> [Dataset records]:
_ _ _

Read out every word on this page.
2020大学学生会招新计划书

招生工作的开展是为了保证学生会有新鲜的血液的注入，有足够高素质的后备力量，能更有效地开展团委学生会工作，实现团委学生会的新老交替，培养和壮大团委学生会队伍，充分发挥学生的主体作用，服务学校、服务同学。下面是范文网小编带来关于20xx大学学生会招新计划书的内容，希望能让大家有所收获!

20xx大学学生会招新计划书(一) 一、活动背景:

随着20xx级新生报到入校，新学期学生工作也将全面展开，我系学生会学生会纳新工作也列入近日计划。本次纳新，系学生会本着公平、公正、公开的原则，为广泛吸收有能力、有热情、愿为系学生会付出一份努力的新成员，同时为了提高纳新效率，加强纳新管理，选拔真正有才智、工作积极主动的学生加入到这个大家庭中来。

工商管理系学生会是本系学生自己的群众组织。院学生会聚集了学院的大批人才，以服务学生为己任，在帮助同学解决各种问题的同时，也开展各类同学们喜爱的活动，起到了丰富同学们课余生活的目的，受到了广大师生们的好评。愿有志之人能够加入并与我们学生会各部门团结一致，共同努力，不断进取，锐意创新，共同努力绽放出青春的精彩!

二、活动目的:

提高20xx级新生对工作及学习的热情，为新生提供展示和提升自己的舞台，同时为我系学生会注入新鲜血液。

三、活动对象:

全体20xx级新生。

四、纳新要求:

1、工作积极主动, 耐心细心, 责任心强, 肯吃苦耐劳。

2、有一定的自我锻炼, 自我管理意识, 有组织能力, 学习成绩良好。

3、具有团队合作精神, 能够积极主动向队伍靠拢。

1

_ _ _

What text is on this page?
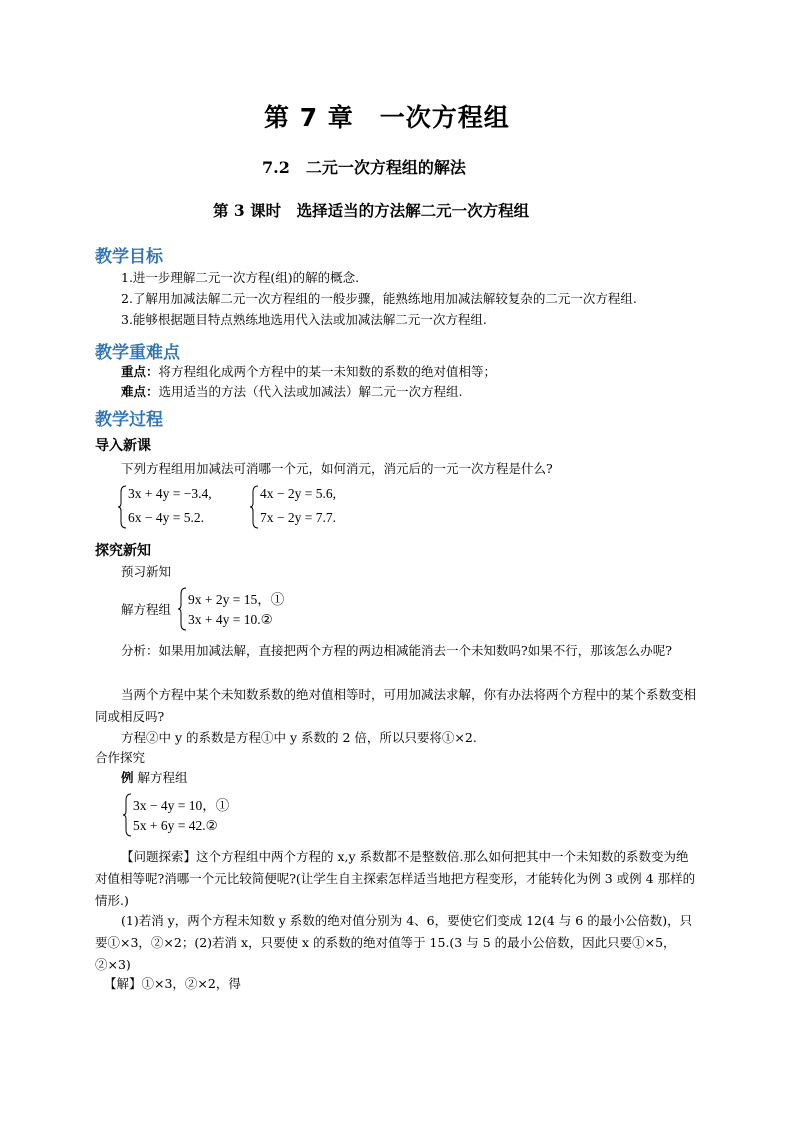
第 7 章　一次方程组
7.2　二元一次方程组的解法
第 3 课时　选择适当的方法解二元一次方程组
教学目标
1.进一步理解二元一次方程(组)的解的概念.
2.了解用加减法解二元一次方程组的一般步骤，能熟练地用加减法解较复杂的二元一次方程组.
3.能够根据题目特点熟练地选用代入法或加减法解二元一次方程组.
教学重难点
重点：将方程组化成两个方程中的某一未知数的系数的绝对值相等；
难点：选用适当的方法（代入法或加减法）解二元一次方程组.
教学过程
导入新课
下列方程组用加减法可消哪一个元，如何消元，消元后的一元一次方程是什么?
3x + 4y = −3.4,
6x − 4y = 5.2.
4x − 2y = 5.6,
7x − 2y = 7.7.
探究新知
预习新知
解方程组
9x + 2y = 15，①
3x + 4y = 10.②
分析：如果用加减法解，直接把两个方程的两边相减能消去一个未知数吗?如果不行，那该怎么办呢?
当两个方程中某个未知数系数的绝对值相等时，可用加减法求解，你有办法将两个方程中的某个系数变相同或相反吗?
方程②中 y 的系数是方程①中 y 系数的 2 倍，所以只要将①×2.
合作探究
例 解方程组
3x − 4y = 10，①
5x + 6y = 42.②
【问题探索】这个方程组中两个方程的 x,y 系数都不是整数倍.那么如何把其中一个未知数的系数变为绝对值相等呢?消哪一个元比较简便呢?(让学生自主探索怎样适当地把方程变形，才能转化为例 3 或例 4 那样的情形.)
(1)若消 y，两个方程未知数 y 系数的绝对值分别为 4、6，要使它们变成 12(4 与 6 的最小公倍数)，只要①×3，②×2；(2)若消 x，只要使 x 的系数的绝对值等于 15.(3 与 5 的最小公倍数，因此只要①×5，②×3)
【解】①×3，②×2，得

_ _ _

> [Stated problem]:
Say how many lines of the data hold the string "this". Reply with the number alone.

> [Final result]:
2